▶ _Data for processing_
########################################
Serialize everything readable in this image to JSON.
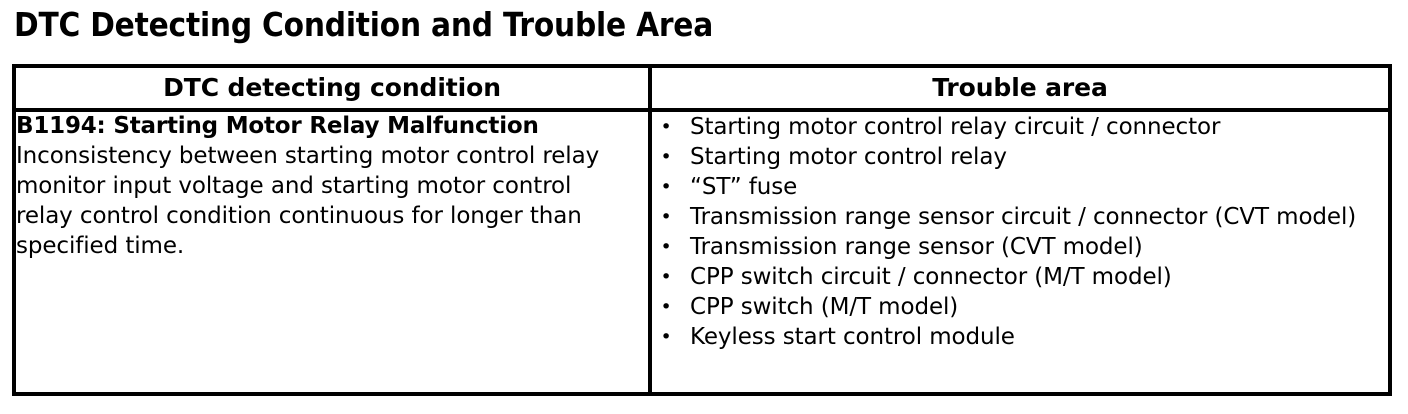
{
  "page": {
    "title": "DTC Detecting Condition and Trouble Area"
  },
  "table": {
    "headers": {
      "condition": "DTC detecting condition",
      "trouble_area": "Trouble area"
    },
    "row": {
      "condition": {
        "code_title": "B1194: Starting Motor Relay Malfunction",
        "description": "Inconsistency between starting motor control relay monitor input voltage and starting motor control relay control condition continuous for longer than specified time."
      },
      "trouble_area": {
        "bullet_glyph": "•",
        "items": [
          "Starting motor control relay circuit / connector",
          "Starting motor control relay",
          "“ST” fuse",
          "Transmission range sensor circuit / connector (CVT model)",
          "Transmission range sensor (CVT model)",
          "CPP switch circuit / connector (M/T model)",
          "CPP switch (M/T model)",
          "Keyless start control module"
        ]
      }
    }
  },
  "colors": {
    "text": "#000000",
    "background": "#ffffff",
    "border": "#000000"
  }
}
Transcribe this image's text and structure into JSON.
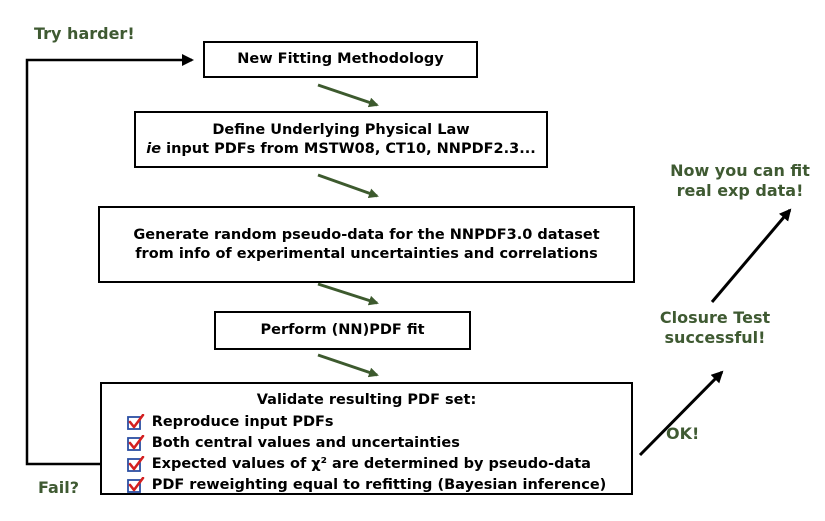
{
  "labels": {
    "try_harder": "Try harder!",
    "fail": "Fail?",
    "ok": "OK!",
    "closure_line1": "Closure Test",
    "closure_line2": "successful!",
    "now_line1": "Now you can fit",
    "now_line2": "real exp data!"
  },
  "boxes": {
    "new_method": "New Fitting Methodology",
    "define_line1": "Define Underlying Physical Law",
    "define_ie": "ie",
    "define_line2_rest": " input PDFs from MSTW08, CT10, NNPDF2.3...",
    "generate_line1": "Generate random pseudo-data for the NNPDF3.0 dataset",
    "generate_line2": "from info of experimental uncertainties and correlations",
    "perform": "Perform (NN)PDF fit",
    "validate_title": "Validate resulting PDF set:",
    "validate_items": [
      "Reproduce input PDFs",
      "Both central values and uncertainties",
      "Expected values of χ² are determined by pseudo-data",
      "PDF reweighting equal to refitting (Bayesian inference)"
    ]
  },
  "colors": {
    "green_text": "#3f5a32",
    "green_arrow": "#3d5a2e",
    "check_red": "#d42020",
    "check_blue": "#2b4fa3"
  },
  "icons": {
    "checkbox": "checkbox-checked-icon"
  }
}
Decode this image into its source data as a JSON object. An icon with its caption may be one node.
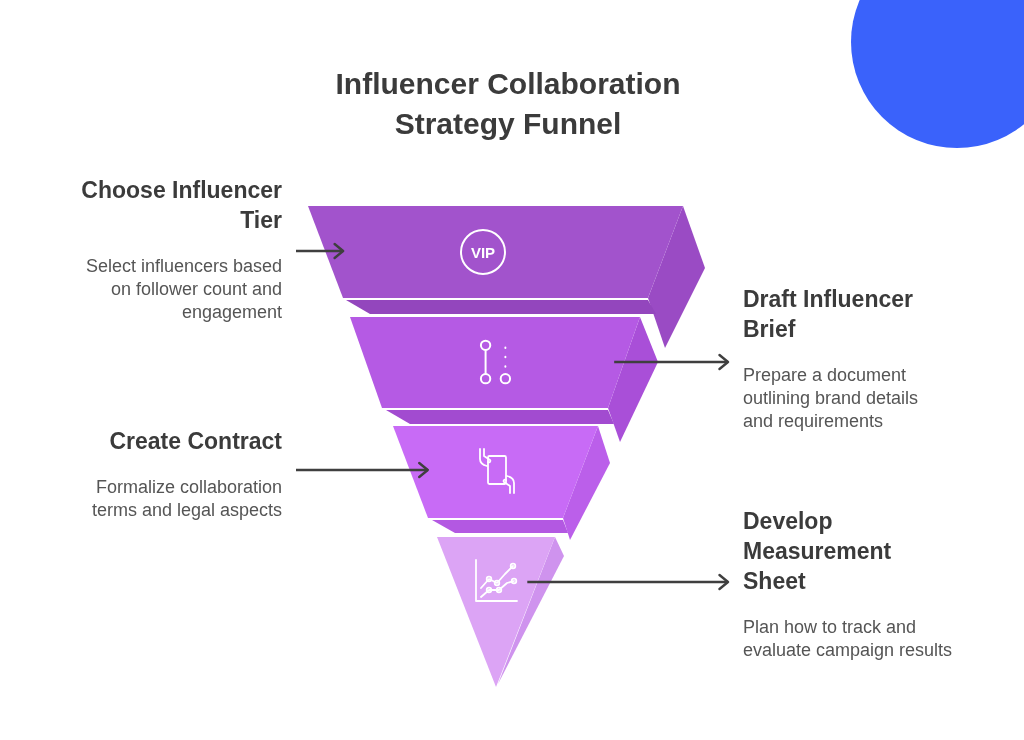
{
  "diagram": {
    "title": "Influencer Collaboration Strategy Funnel",
    "nodes": [
      {
        "text": [
          "Choose Influencer Tier",
          "Select influencers based on follower count and engagement"
        ]
      },
      {
        "text": [
          "VIP"
        ]
      },
      {
        "text": [],
        "shape": "trapezoid"
      },
      {
        "text": [
          "Draft Influencer Brief",
          "Prepare a document outlining brand details and requirements"
        ]
      },
      {
        "text": [
          "Create Contract",
          "Formalize collaboration terms and legal aspects"
        ]
      },
      {
        "text": [],
        "shape": "trapezoid"
      },
      {
        "text": [],
        "shape": "triangle"
      },
      {
        "text": [
          "Develop Measurement Sheet",
          "Plan how to track and evaluate campaign results"
        ]
      }
    ],
    "edges": [
      {
        "from": 0,
        "to": 1,
        "arrow": "to"
      },
      {
        "from": 2,
        "to": 3,
        "arrow": "to"
      },
      {
        "from": 4,
        "to": 5,
        "arrow": "to"
      },
      {
        "from": 6,
        "to": 7,
        "arrow": "to"
      }
    ]
  }
}
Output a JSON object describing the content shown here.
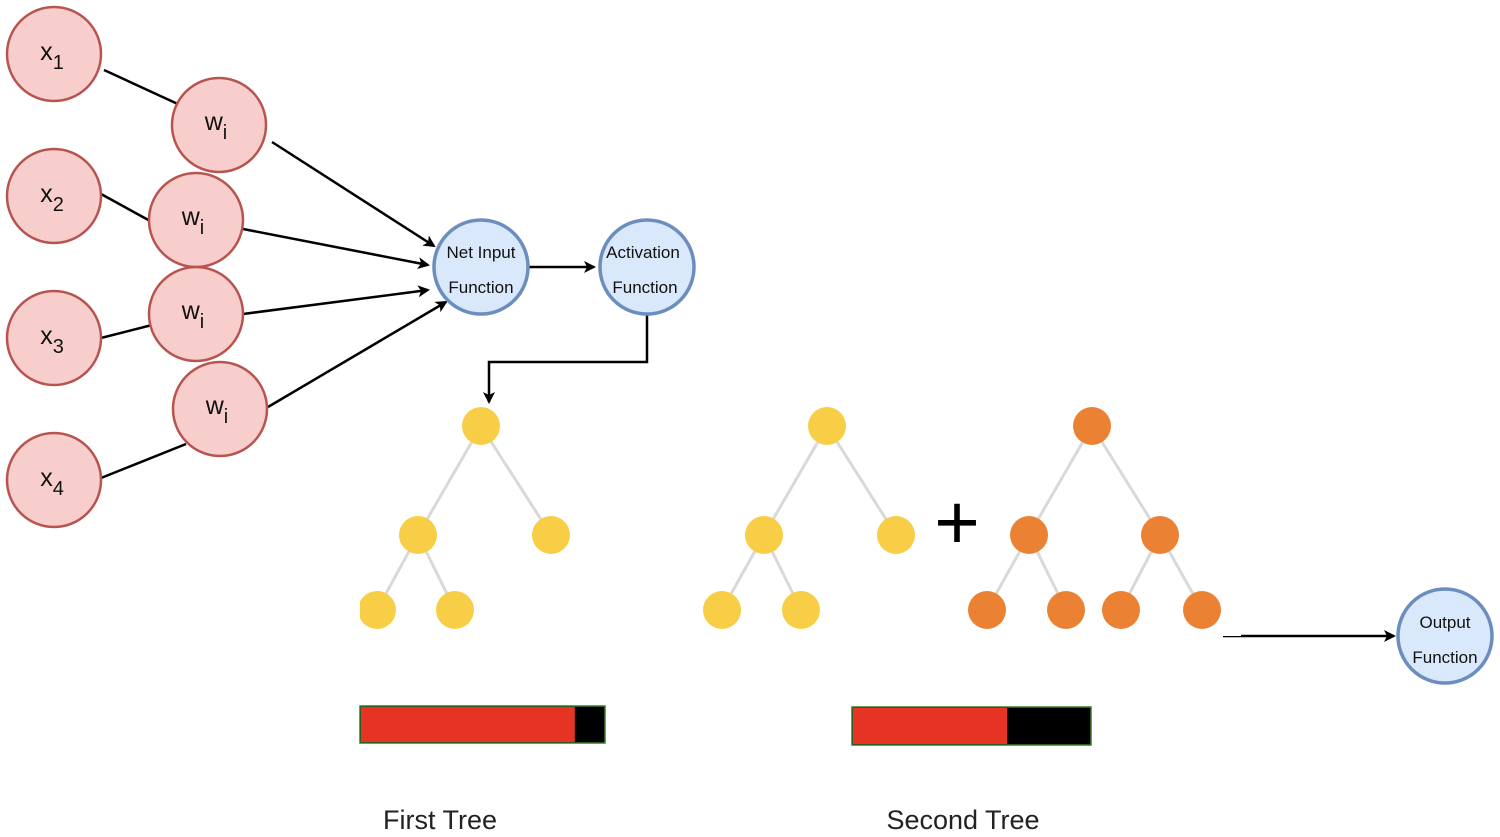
{
  "inputs": {
    "x1": {
      "base": "x",
      "sub": "1"
    },
    "x2": {
      "base": "x",
      "sub": "2"
    },
    "x3": {
      "base": "x",
      "sub": "3"
    },
    "x4": {
      "base": "x",
      "sub": "4"
    }
  },
  "weights": {
    "w1": {
      "base": "w",
      "sub": "i"
    },
    "w2": {
      "base": "w",
      "sub": "i"
    },
    "w3": {
      "base": "w",
      "sub": "i"
    },
    "w4": {
      "base": "w",
      "sub": "i"
    }
  },
  "net_input": {
    "line1": "Net Input",
    "line2": "Function"
  },
  "activation": {
    "line1": "Activation",
    "line2": "Function"
  },
  "output": {
    "line1": "Output",
    "line2": "Function"
  },
  "plus_sign": "+",
  "first_tree": {
    "caption": "First Tree",
    "bar_fraction": 0.88
  },
  "second_tree": {
    "caption": "Second Tree",
    "bar_fraction": 0.65
  },
  "colors": {
    "input_fill": "#f8cecc",
    "input_stroke": "#b85450",
    "function_fill": "#dae8fc",
    "function_stroke": "#6c8ebf",
    "tree_yellow": "#f7ce46",
    "tree_orange": "#eb8233",
    "tree_edge": "#d9d9d9",
    "bar_red": "#e63323",
    "bar_black": "#000000",
    "bar_border": "#3a7d2a"
  }
}
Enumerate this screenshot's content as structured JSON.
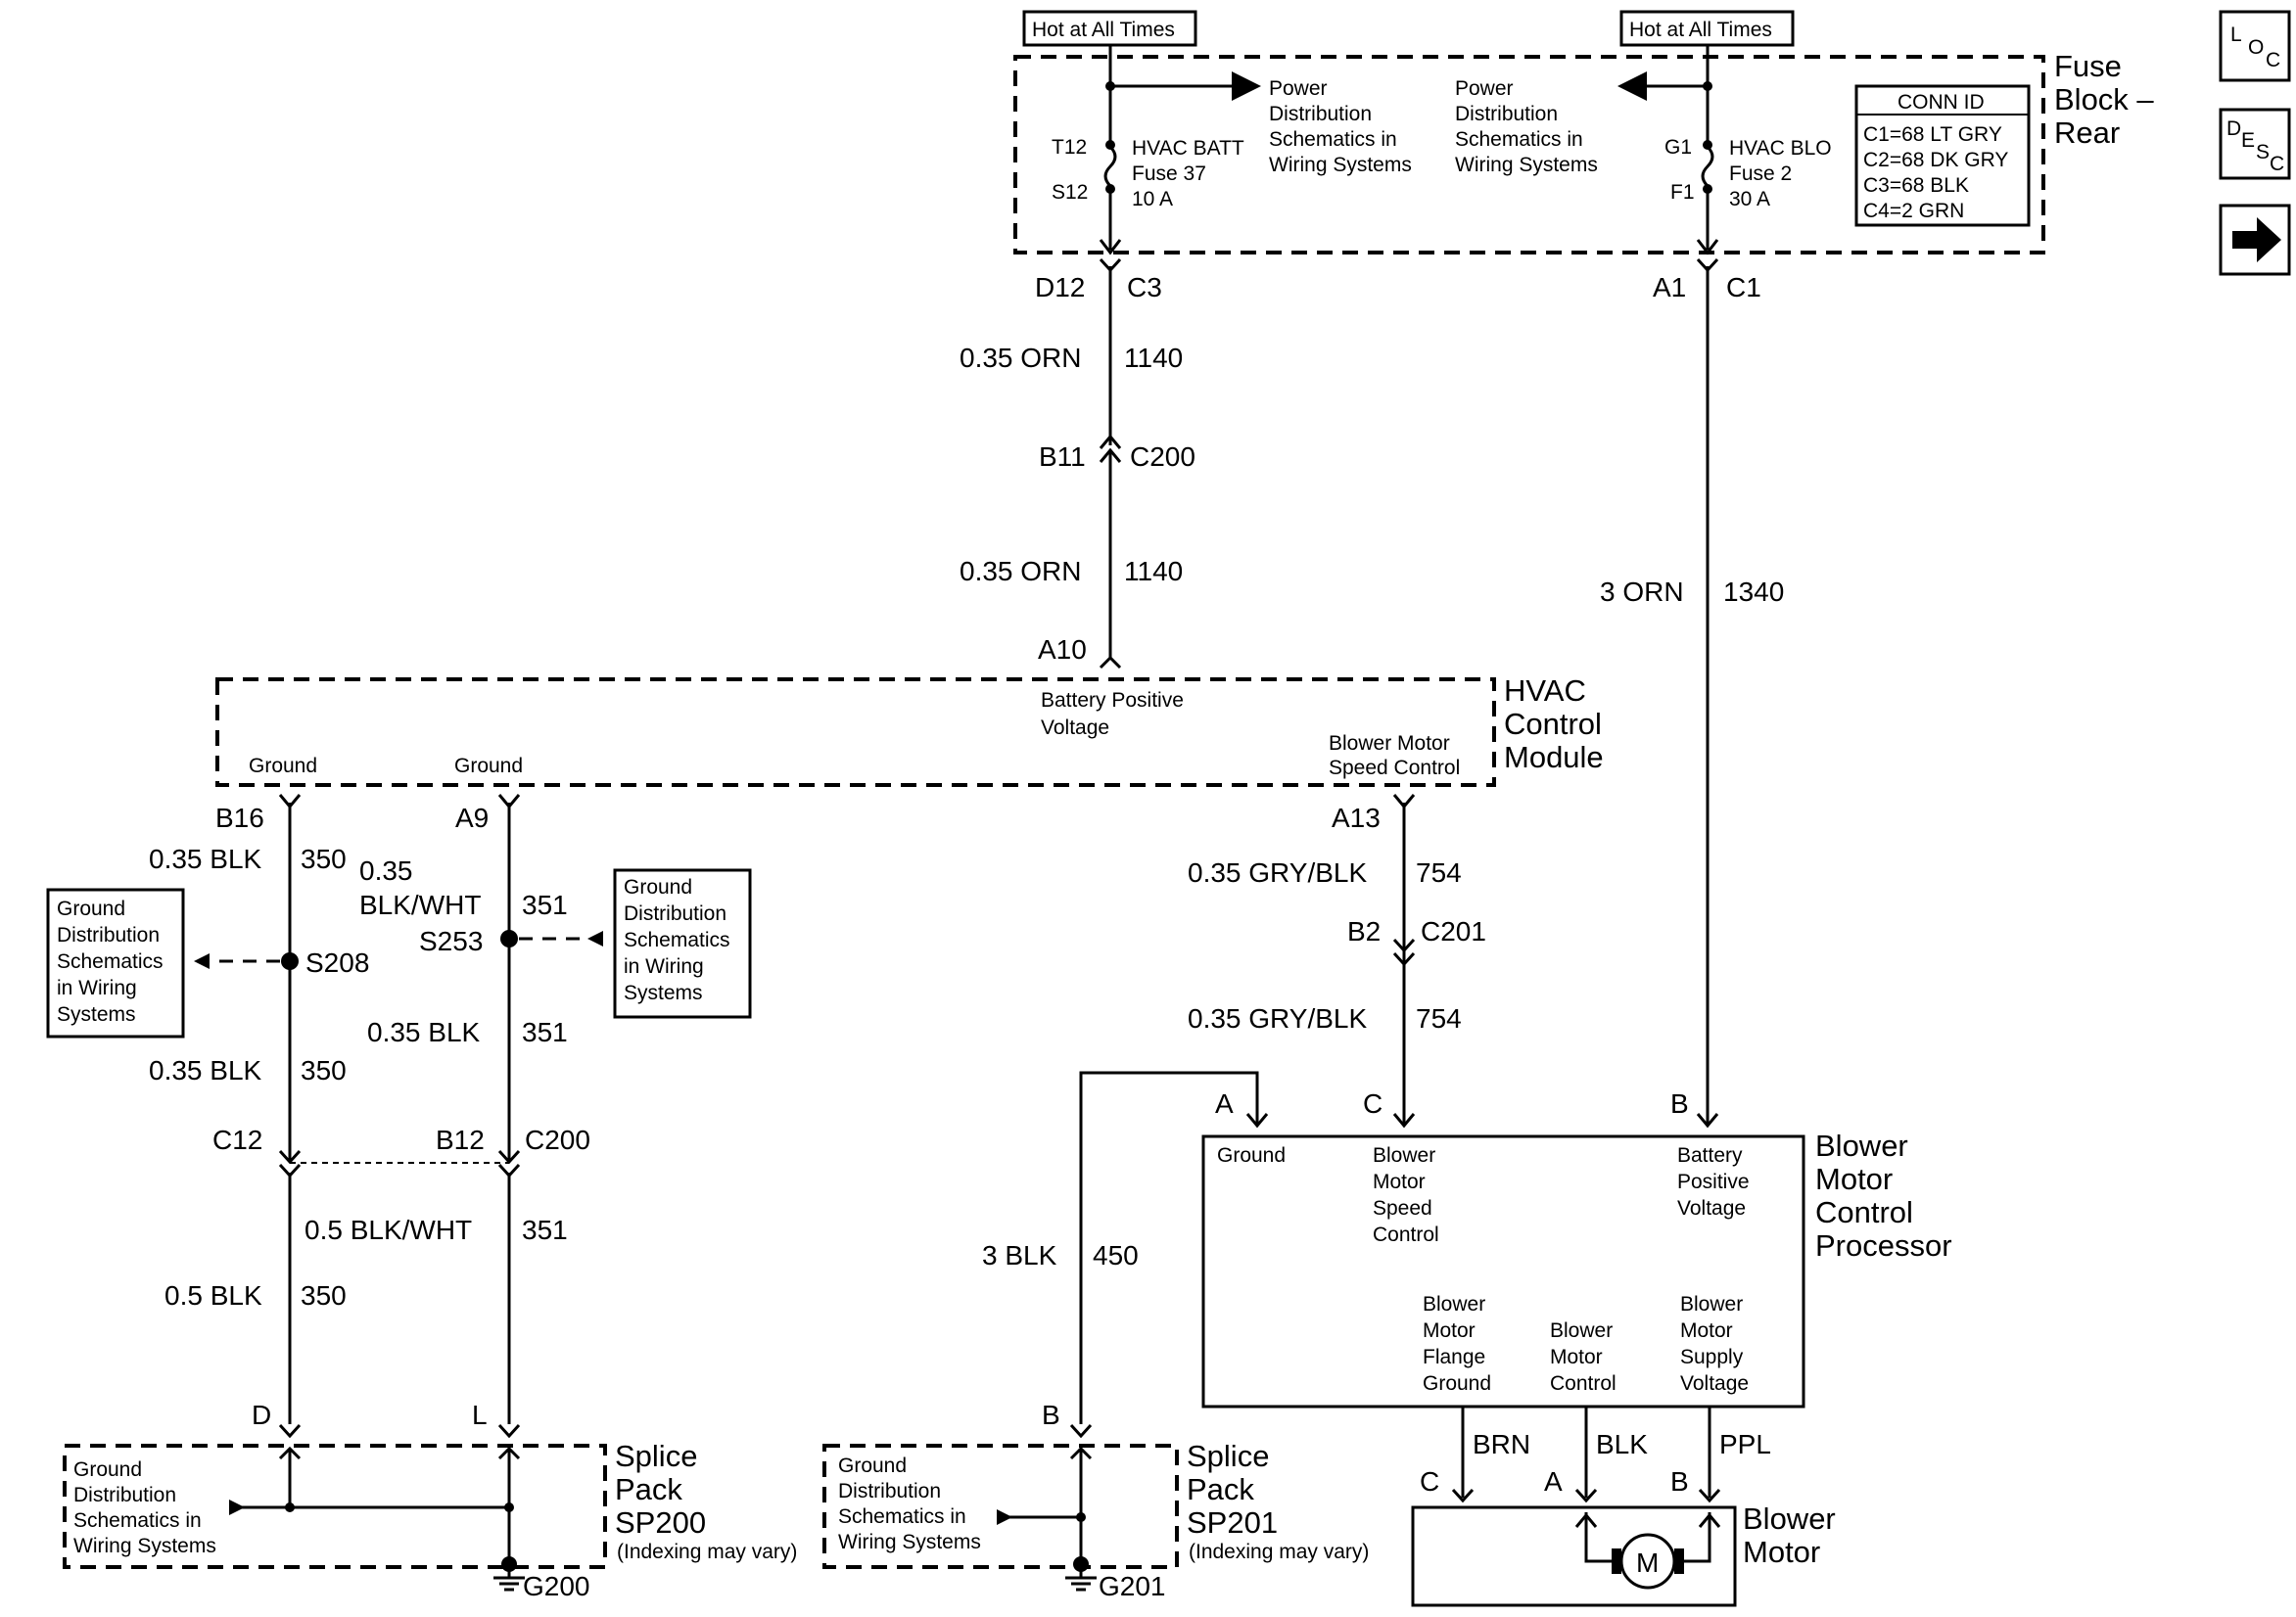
########################################
▶ _Task directions_
From the listing above, find the number of lines with the word "pseudo" in them. Answer with the number only.

▶ _Complete response_
2